§ **Short exercise**:
Without the pictures, output the records below word for word.

§ **Supplied data**:
◇ ◇ ◇ ◇
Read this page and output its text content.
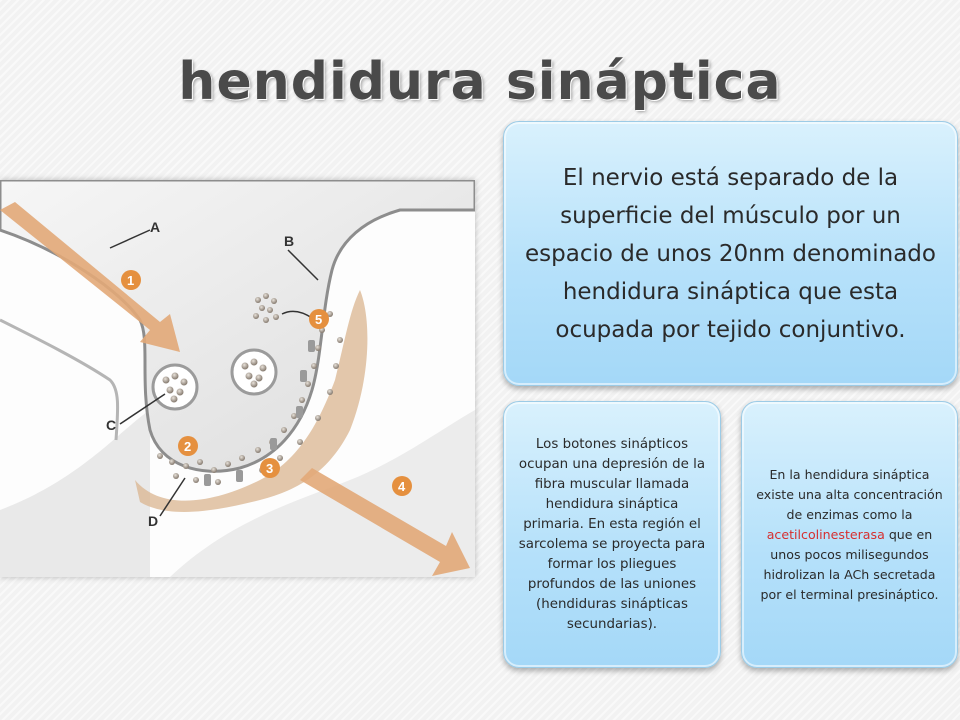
hendidura sináptica
A
B
C
D
1
2
3
4
5
El nervio está separado de la superficie del músculo por un espacio de unos 20nm denominado hendidura sináptica que esta ocupada por tejido conjuntivo.
Los botones sinápticos ocupan una depresión de la fibra muscular llamada hendidura sináptica primaria. En esta región el sarcolema se proyecta para formar los pliegues profundos de las uniones (hendiduras sinápticas secundarias).
En la hendidura sináptica existe una alta concentración de enzimas como la acetilcolinesterasa que en unos pocos milisegundos hidrolizan la ACh secretada por el terminal presináptico.
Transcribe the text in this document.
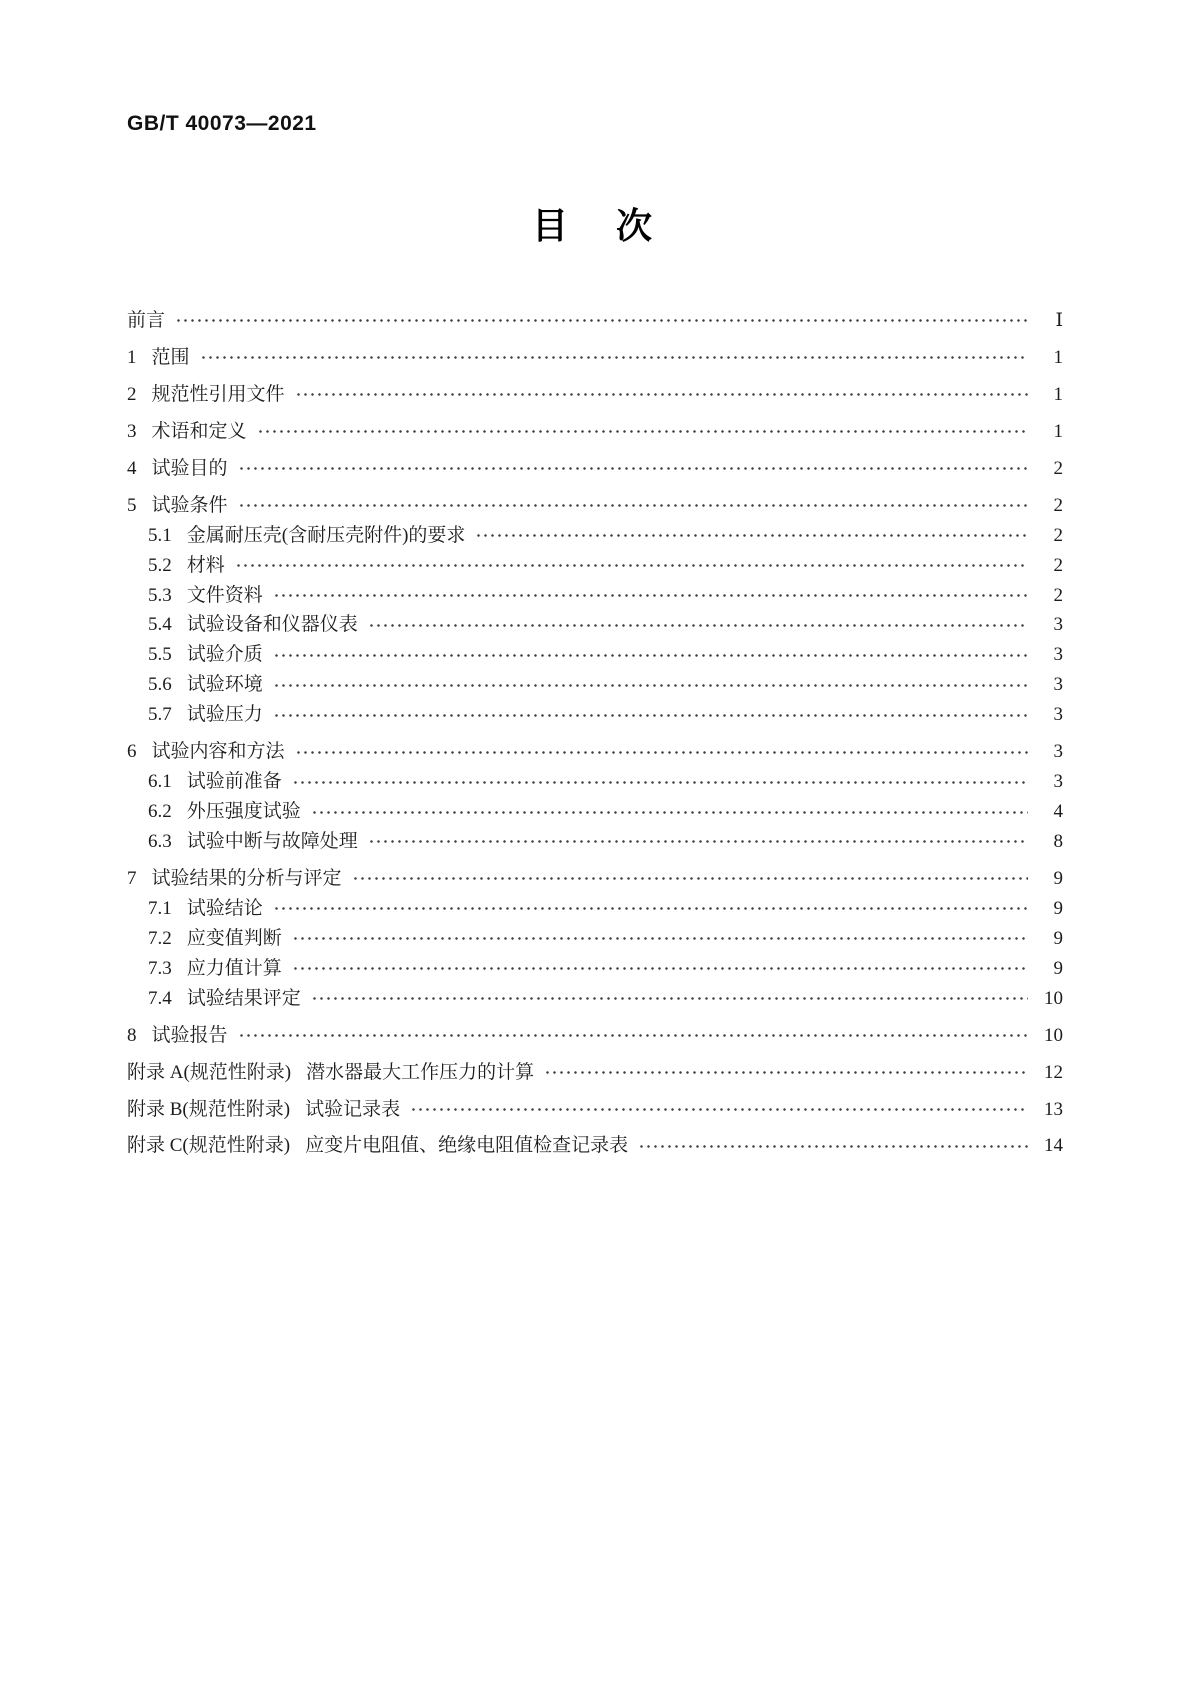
GB/T 40073—2021
目　次
前言	Ⅰ
1 范围	1
2 规范性引用文件	1
3 术语和定义	1
4 试验目的	2
5 试验条件	2
5.1 金属耐压壳(含耐压壳附件)的要求	2
5.2 材料	2
5.3 文件资料	2
5.4 试验设备和仪器仪表	3
5.5 试验介质	3
5.6 试验环境	3
5.7 试验压力	3
6 试验内容和方法	3
6.1 试验前准备	3
6.2 外压强度试验	4
6.3 试验中断与故障处理	8
7 试验结果的分析与评定	9
7.1 试验结论	9
7.2 应变值判断	9
7.3 应力值计算	9
7.4 试验结果评定	10
8 试验报告	10
附录 A(规范性附录) 潜水器最大工作压力的计算	12
附录 B(规范性附录) 试验记录表	13
附录 C(规范性附录) 应变片电阻值、绝缘电阻值检查记录表	14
◇ ◇ ◇ ◇
§ **Solution to this task**:
Read this page and output its text content.
hendidura sináptica
A
B
C
D
1
2
3
4
5
El nervio está separado de la superficie del músculo por un espacio de unos 20nm denominado hendidura sináptica que esta ocupada por tejido conjuntivo.
Los botones sinápticos ocupan una depresión de la fibra muscular llamada hendidura sináptica primaria. En esta región el sarcolema se proyecta para formar los pliegues profundos de las uniones (hendiduras sinápticas secundarias).
En la hendidura sináptica existe una alta concentración de enzimas como la acetilcolinesterasa que en unos pocos milisegundos hidrolizan la ACh secretada por el terminal presináptico.
Transcribe the text in this document.
GB/T 40073—2021
目　次
前言	Ⅰ
1 范围	1
2 规范性引用文件	1
3 术语和定义	1
4 试验目的	2
5 试验条件	2
5.1 金属耐压壳(含耐压壳附件)的要求	2
5.2 材料	2
5.3 文件资料	2
5.4 试验设备和仪器仪表	3
5.5 试验介质	3
5.6 试验环境	3
5.7 试验压力	3
6 试验内容和方法	3
6.1 试验前准备	3
6.2 外压强度试验	4
6.3 试验中断与故障处理	8
7 试验结果的分析与评定	9
7.1 试验结论	9
7.2 应变值判断	9
7.3 应力值计算	9
7.4 试验结果评定	10
8 试验报告	10
附录 A(规范性附录) 潜水器最大工作压力的计算	12
附录 B(规范性附录) 试验记录表	13
附录 C(规范性附录) 应变片电阻值、绝缘电阻值检查记录表	14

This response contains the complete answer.